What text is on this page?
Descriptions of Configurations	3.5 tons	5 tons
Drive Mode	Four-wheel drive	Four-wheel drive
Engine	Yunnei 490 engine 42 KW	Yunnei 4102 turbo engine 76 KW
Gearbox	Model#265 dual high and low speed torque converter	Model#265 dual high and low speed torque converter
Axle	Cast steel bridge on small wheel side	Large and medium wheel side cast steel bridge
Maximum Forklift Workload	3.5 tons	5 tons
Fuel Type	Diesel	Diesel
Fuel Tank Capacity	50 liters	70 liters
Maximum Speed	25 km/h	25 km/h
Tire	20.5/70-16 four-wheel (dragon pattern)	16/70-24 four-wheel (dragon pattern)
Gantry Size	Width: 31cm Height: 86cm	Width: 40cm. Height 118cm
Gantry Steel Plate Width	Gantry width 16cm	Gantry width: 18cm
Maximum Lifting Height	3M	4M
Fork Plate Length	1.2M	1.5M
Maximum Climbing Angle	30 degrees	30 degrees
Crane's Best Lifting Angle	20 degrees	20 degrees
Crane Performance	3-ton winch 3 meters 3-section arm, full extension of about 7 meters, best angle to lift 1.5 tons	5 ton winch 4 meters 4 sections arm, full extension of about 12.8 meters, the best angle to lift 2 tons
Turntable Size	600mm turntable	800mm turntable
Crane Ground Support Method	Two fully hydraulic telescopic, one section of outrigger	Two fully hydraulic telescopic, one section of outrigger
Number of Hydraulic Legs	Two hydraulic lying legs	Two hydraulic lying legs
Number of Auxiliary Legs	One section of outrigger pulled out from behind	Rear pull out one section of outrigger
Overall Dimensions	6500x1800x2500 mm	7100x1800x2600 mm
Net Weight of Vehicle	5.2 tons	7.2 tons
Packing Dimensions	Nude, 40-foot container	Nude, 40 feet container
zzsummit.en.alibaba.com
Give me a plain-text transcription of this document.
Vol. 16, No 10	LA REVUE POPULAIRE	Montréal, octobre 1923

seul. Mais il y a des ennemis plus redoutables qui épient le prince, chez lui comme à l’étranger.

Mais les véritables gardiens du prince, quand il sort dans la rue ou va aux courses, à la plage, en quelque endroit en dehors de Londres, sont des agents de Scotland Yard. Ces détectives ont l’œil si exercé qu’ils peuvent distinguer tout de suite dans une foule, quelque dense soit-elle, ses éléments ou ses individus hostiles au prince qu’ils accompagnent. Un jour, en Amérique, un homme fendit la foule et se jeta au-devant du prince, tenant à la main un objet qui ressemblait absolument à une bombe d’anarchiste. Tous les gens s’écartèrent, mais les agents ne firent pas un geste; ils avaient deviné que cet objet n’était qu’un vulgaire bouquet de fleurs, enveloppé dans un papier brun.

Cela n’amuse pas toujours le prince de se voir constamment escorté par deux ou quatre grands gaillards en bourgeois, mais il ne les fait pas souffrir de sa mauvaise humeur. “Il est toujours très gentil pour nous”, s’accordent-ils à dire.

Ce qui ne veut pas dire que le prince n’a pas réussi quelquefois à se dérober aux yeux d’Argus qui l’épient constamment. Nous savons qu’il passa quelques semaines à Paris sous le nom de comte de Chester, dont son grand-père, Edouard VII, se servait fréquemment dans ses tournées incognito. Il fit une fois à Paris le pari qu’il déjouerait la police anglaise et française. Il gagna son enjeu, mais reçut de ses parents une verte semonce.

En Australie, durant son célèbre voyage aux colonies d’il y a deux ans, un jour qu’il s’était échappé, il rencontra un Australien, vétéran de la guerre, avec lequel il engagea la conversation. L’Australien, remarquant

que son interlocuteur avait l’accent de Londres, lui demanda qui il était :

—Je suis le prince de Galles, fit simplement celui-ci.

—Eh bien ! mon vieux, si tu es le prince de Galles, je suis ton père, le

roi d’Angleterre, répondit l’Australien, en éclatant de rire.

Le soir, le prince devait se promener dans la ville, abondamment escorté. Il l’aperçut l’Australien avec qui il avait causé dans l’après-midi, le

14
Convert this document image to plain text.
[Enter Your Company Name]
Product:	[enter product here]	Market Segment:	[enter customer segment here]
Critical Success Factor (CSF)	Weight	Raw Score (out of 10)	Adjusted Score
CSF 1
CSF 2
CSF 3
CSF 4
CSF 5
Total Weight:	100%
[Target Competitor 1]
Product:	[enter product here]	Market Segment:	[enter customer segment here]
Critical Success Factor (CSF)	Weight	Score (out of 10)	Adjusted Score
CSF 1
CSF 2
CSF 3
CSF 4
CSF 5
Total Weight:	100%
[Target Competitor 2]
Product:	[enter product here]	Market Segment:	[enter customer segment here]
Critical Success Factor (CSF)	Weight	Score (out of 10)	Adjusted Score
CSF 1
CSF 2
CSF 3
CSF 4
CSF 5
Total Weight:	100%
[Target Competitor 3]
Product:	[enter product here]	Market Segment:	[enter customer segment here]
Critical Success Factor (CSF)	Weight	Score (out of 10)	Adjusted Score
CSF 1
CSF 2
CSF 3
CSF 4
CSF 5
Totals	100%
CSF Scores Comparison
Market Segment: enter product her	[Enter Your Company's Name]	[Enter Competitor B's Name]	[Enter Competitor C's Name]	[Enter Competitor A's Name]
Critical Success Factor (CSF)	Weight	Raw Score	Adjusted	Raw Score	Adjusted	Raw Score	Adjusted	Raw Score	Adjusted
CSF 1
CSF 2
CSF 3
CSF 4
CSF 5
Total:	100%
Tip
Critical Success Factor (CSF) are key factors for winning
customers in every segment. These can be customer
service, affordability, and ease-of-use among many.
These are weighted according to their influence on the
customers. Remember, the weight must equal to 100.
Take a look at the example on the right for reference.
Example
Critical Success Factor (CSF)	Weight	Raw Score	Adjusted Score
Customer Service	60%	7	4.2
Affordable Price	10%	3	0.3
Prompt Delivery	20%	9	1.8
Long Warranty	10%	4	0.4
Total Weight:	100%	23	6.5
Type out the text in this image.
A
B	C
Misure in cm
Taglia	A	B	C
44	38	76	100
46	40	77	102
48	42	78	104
========================
### [EXERCISE DIRECTIONS]
Print the material above once more, exactly.

### [SOLVED EXERCISE]
What text is on this page?
Descriptions of Configurations	3.5 tons	5 tons
Drive Mode	Four-wheel drive	Four-wheel drive
Engine	Yunnei 490 engine 42 KW	Yunnei 4102 turbo engine 76 KW
Gearbox	Model#265 dual high and low speed torque converter	Model#265 dual high and low speed torque converter
Axle	Cast steel bridge on small wheel side	Large and medium wheel side cast steel bridge
Maximum Forklift Workload	3.5 tons	5 tons
Fuel Type	Diesel	Diesel
Fuel Tank Capacity	50 liters	70 liters
Maximum Speed	25 km/h	25 km/h
Tire	20.5/70-16 four-wheel (dragon pattern)	16/70-24 four-wheel (dragon pattern)
Gantry Size	Width: 31cm Height: 86cm	Width: 40cm. Height 118cm
Gantry Steel Plate Width	Gantry width 16cm	Gantry width: 18cm
Maximum Lifting Height	3M	4M
Fork Plate Length	1.2M	1.5M
Maximum Climbing Angle	30 degrees	30 degrees
Crane's Best Lifting Angle	20 degrees	20 degrees
Crane Performance	3-ton winch 3 meters 3-section arm, full extension of about 7 meters, best angle to lift 1.5 tons	5 ton winch 4 meters 4 sections arm, full extension of about 12.8 meters, the best angle to lift 2 tons
Turntable Size	600mm turntable	800mm turntable
Crane Ground Support Method	Two fully hydraulic telescopic, one section of outrigger	Two fully hydraulic telescopic, one section of outrigger
Number of Hydraulic Legs	Two hydraulic lying legs	Two hydraulic lying legs
Number of Auxiliary Legs	One section of outrigger pulled out from behind	Rear pull out one section of outrigger
Overall Dimensions	6500x1800x2500 mm	7100x1800x2600 mm
Net Weight of Vehicle	5.2 tons	7.2 tons
Packing Dimensions	Nude, 40-foot container	Nude, 40 feet container
zzsummit.en.alibaba.com
Give me a plain-text transcription of this document.
Vol. 16, No 10	LA REVUE POPULAIRE	Montréal, octobre 1923

seul. Mais il y a des ennemis plus redoutables qui épient le prince, chez lui comme à l’étranger.

Mais les véritables gardiens du prince, quand il sort dans la rue ou va aux courses, à la plage, en quelque endroit en dehors de Londres, sont des agents de Scotland Yard. Ces détectives ont l’œil si exercé qu’ils peuvent distinguer tout de suite dans une foule, quelque dense soit-elle, ses éléments ou ses individus hostiles au prince qu’ils accompagnent. Un jour, en Amérique, un homme fendit la foule et se jeta au-devant du prince, tenant à la main un objet qui ressemblait absolument à une bombe d’anarchiste. Tous les gens s’écartèrent, mais les agents ne firent pas un geste; ils avaient deviné que cet objet n’était qu’un vulgaire bouquet de fleurs, enveloppé dans un papier brun.

Cela n’amuse pas toujours le prince de se voir constamment escorté par deux ou quatre grands gaillards en bourgeois, mais il ne les fait pas souffrir de sa mauvaise humeur. “Il est toujours très gentil pour nous”, s’accordent-ils à dire.

Ce qui ne veut pas dire que le prince n’a pas réussi quelquefois à se dérober aux yeux d’Argus qui l’épient constamment. Nous savons qu’il passa quelques semaines à Paris sous le nom de comte de Chester, dont son grand-père, Edouard VII, se servait fréquemment dans ses tournées incognito. Il fit une fois à Paris le pari qu’il déjouerait la police anglaise et française. Il gagna son enjeu, mais reçut de ses parents une verte semonce.

En Australie, durant son célèbre voyage aux colonies d’il y a deux ans, un jour qu’il s’était échappé, il rencontra un Australien, vétéran de la guerre, avec lequel il engagea la conversation. L’Australien, remarquant

que son interlocuteur avait l’accent de Londres, lui demanda qui il était :

—Je suis le prince de Galles, fit simplement celui-ci.

—Eh bien ! mon vieux, si tu es le prince de Galles, je suis ton père, le

roi d’Angleterre, répondit l’Australien, en éclatant de rire.

Le soir, le prince devait se promener dans la ville, abondamment escorté. Il l’aperçut l’Australien avec qui il avait causé dans l’après-midi, le

14
Convert this document image to plain text.
[Enter Your Company Name]
Product:	[enter product here]	Market Segment:	[enter customer segment here]
Critical Success Factor (CSF)	Weight	Raw Score (out of 10)	Adjusted Score
CSF 1
CSF 2
CSF 3
CSF 4
CSF 5
Total Weight:	100%
[Target Competitor 1]
Product:	[enter product here]	Market Segment:	[enter customer segment here]
Critical Success Factor (CSF)	Weight	Score (out of 10)	Adjusted Score
CSF 1
CSF 2
CSF 3
CSF 4
CSF 5
Total Weight:	100%
[Target Competitor 2]
Product:	[enter product here]	Market Segment:	[enter customer segment here]
Critical Success Factor (CSF)	Weight	Score (out of 10)	Adjusted Score
CSF 1
CSF 2
CSF 3
CSF 4
CSF 5
Total Weight:	100%
[Target Competitor 3]
Product:	[enter product here]	Market Segment:	[enter customer segment here]
Critical Success Factor (CSF)	Weight	Score (out of 10)	Adjusted Score
CSF 1
CSF 2
CSF 3
CSF 4
CSF 5
Totals	100%
CSF Scores Comparison
Market Segment: enter product her	[Enter Your Company's Name]	[Enter Competitor B's Name]	[Enter Competitor C's Name]	[Enter Competitor A's Name]
Critical Success Factor (CSF)	Weight	Raw Score	Adjusted	Raw Score	Adjusted	Raw Score	Adjusted	Raw Score	Adjusted
CSF 1
CSF 2
CSF 3
CSF 4
CSF 5
Total:	100%
Tip
Critical Success Factor (CSF) are key factors for winning
customers in every segment. These can be customer
service, affordability, and ease-of-use among many.
These are weighted according to their influence on the
customers. Remember, the weight must equal to 100.
Take a look at the example on the right for reference.
Example
Critical Success Factor (CSF)	Weight	Raw Score	Adjusted Score
Customer Service	60%	7	4.2
Affordable Price	10%	3	0.3
Prompt Delivery	20%	9	1.8
Long Warranty	10%	4	0.4
Total Weight:	100%	23	6.5
Type out the text in this image.
A
B	C
Misure in cm
Taglia	A	B	C
44	38	76	100
46	40	77	102
48	42	78	104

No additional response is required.